### Instruction
Copy the data word for word, starting at its first line and ending at the line containing "city-item-la[interactable]: Los Angeles".

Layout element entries
****************

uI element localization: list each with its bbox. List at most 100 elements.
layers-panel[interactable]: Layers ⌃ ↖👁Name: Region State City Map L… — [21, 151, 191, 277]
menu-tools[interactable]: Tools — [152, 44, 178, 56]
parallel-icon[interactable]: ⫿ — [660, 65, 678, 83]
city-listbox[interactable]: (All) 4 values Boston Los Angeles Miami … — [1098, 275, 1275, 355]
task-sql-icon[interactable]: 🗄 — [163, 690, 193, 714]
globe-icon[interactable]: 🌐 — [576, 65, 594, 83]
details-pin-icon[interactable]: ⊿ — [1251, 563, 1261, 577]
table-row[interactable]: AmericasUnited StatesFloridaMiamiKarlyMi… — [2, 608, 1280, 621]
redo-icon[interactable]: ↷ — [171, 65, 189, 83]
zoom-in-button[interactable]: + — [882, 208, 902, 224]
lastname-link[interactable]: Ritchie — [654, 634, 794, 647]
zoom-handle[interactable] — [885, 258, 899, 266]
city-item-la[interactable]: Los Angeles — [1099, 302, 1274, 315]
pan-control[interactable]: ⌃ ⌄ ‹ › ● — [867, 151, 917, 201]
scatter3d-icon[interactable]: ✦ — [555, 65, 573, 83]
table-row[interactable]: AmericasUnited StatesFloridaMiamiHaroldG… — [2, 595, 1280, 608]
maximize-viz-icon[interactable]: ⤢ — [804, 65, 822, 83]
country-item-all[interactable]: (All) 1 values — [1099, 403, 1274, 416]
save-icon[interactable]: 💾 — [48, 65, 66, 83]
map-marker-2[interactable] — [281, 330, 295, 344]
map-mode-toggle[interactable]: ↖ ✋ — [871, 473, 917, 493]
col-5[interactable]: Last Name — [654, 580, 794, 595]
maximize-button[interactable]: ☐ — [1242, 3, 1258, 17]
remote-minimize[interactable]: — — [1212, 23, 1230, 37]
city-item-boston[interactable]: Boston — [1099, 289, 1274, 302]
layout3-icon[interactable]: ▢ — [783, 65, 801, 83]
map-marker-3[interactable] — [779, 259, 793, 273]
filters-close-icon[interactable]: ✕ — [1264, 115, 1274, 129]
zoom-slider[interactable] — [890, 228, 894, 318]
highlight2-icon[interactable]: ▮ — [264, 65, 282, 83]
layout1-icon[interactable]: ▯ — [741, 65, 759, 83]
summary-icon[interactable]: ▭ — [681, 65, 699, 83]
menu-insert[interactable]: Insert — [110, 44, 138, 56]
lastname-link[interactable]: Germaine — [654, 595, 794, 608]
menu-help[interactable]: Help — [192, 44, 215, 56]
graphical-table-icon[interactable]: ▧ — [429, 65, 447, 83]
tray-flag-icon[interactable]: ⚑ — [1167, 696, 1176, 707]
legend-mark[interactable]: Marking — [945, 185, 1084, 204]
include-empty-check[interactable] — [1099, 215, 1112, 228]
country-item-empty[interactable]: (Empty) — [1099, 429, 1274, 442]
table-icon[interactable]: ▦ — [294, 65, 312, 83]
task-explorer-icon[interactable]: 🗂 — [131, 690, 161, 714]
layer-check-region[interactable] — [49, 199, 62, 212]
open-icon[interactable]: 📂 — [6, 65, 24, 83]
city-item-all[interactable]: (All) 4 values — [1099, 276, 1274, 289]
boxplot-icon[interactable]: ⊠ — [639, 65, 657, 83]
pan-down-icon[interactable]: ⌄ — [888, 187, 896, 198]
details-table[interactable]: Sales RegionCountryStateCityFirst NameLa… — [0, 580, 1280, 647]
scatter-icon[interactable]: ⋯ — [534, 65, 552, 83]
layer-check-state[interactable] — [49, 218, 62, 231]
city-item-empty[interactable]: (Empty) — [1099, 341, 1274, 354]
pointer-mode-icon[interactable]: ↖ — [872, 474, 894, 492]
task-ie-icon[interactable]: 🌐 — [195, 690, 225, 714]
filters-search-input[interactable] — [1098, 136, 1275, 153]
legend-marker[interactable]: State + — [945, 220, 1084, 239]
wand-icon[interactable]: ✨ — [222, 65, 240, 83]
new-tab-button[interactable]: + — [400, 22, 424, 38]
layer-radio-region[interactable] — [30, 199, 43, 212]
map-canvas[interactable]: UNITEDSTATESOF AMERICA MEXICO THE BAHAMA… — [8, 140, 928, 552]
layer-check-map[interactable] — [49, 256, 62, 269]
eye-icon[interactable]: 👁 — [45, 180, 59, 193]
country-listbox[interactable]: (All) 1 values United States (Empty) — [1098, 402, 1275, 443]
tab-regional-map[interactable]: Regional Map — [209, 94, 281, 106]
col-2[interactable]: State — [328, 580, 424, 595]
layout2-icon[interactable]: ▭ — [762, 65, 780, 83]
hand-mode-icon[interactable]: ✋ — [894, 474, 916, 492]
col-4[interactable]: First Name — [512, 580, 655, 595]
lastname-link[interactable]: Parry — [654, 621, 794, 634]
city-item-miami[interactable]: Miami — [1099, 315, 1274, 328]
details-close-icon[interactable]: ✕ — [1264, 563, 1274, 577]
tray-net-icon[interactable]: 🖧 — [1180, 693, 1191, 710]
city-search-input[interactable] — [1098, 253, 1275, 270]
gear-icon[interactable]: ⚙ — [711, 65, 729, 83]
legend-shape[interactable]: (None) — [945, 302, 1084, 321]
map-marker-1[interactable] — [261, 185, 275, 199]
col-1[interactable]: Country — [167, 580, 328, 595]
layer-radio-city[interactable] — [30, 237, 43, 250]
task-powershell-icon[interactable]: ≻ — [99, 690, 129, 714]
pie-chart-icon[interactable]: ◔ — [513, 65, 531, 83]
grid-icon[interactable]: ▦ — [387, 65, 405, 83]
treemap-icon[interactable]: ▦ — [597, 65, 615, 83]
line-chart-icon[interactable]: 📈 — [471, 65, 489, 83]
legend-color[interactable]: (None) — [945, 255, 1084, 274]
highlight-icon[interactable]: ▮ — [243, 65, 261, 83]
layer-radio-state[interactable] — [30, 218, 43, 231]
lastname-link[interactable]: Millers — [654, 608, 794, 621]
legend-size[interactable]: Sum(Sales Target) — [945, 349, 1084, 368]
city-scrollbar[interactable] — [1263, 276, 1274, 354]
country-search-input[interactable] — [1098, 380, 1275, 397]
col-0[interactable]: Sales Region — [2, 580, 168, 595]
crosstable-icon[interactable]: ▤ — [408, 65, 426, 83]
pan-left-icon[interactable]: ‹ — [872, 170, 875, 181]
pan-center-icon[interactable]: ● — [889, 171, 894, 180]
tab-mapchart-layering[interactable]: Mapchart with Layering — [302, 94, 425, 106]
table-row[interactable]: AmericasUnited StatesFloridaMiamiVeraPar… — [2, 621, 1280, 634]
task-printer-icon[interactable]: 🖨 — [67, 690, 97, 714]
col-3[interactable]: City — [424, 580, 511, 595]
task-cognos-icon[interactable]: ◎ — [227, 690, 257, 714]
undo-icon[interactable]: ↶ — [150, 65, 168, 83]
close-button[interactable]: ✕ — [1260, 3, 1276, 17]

****************

### Solved exercise
uI element localization: list each with its bbox. List at most 100 elements.
layers-panel[interactable]: Layers ⌃ ↖👁Name: Region State City Map L… — [21, 151, 191, 277]
menu-tools[interactable]: Tools — [152, 44, 178, 56]
parallel-icon[interactable]: ⫿ — [660, 65, 678, 83]
city-listbox[interactable]: (All) 4 values Boston Los Angeles Miami … — [1098, 275, 1275, 355]
task-sql-icon[interactable]: 🗄 — [163, 690, 193, 714]
globe-icon[interactable]: 🌐 — [576, 65, 594, 83]
details-pin-icon[interactable]: ⊿ — [1251, 563, 1261, 577]
table-row[interactable]: AmericasUnited StatesFloridaMiamiKarlyMi… — [2, 608, 1280, 621]
redo-icon[interactable]: ↷ — [171, 65, 189, 83]
zoom-in-button[interactable]: + — [882, 208, 902, 224]
lastname-link[interactable]: Ritchie — [654, 634, 794, 647]
zoom-handle[interactable] — [885, 258, 899, 266]
city-item-la[interactable]: Los Angeles — [1099, 302, 1274, 315]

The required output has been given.